Stored items from a collection:
-*-*-

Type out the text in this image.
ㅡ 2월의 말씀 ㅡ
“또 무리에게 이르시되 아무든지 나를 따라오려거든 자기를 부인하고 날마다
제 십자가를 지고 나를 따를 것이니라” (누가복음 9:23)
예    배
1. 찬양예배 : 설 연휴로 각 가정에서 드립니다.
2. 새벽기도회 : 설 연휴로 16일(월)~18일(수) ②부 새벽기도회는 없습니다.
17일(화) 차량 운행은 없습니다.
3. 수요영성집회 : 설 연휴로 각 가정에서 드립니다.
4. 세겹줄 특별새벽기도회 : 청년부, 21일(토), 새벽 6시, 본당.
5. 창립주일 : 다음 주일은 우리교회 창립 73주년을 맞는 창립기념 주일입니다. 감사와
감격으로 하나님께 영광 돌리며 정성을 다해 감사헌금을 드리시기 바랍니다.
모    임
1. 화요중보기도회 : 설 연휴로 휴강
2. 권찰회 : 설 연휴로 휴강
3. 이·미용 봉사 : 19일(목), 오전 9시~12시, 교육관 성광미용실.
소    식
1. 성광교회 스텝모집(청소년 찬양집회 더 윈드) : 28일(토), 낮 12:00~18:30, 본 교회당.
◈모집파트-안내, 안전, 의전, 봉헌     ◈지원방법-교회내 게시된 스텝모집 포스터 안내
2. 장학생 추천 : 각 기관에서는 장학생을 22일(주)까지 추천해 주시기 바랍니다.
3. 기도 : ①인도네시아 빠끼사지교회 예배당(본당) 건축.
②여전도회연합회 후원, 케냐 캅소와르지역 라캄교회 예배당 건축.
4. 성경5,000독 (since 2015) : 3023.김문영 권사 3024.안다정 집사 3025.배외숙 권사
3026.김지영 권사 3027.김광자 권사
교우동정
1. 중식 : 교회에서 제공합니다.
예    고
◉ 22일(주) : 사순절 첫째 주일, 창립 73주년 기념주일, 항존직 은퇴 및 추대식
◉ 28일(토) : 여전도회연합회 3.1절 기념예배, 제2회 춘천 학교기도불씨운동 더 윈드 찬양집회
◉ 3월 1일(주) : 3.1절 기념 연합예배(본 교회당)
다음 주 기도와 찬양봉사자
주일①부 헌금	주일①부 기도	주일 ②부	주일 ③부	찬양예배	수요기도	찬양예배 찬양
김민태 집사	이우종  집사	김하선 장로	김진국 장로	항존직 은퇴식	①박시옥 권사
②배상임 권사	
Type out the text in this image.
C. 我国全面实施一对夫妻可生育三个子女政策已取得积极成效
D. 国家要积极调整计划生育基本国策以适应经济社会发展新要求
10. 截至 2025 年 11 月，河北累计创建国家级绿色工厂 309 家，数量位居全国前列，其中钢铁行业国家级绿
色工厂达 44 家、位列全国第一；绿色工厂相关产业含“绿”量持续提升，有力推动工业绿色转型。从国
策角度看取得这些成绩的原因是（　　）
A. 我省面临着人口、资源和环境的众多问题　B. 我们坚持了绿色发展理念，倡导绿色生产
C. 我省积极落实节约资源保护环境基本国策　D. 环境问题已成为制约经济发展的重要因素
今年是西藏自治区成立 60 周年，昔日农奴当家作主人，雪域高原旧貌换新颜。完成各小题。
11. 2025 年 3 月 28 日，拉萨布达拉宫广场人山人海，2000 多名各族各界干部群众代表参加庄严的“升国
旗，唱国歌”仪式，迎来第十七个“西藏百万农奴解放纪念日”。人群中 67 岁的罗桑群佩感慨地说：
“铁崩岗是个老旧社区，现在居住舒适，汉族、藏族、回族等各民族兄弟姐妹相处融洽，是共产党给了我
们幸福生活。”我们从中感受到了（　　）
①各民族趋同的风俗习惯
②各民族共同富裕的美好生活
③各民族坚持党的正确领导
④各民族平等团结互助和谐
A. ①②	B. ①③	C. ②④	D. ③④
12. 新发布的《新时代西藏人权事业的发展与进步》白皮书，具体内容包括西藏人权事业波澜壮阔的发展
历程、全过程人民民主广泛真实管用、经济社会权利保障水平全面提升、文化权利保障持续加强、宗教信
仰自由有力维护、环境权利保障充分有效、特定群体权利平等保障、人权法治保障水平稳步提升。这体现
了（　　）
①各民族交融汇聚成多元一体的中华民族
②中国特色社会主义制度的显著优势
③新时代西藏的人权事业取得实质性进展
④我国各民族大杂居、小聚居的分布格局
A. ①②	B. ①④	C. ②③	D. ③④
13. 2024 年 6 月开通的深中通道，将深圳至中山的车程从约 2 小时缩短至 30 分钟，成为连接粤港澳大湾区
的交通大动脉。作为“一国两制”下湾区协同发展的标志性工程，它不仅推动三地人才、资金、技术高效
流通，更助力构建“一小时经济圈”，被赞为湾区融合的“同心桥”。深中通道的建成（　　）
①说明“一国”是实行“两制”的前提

-*-*-

What is expected: List the lines of the material in which the word "찬양예배" occurs.

Response to this task:
1. 찬양예배 : 설 연휴로 각 가정에서 드립니다.
주일①부 헌금	주일①부 기도	주일 ②부	주일 ③부	찬양예배	수요기도	찬양예배 찬양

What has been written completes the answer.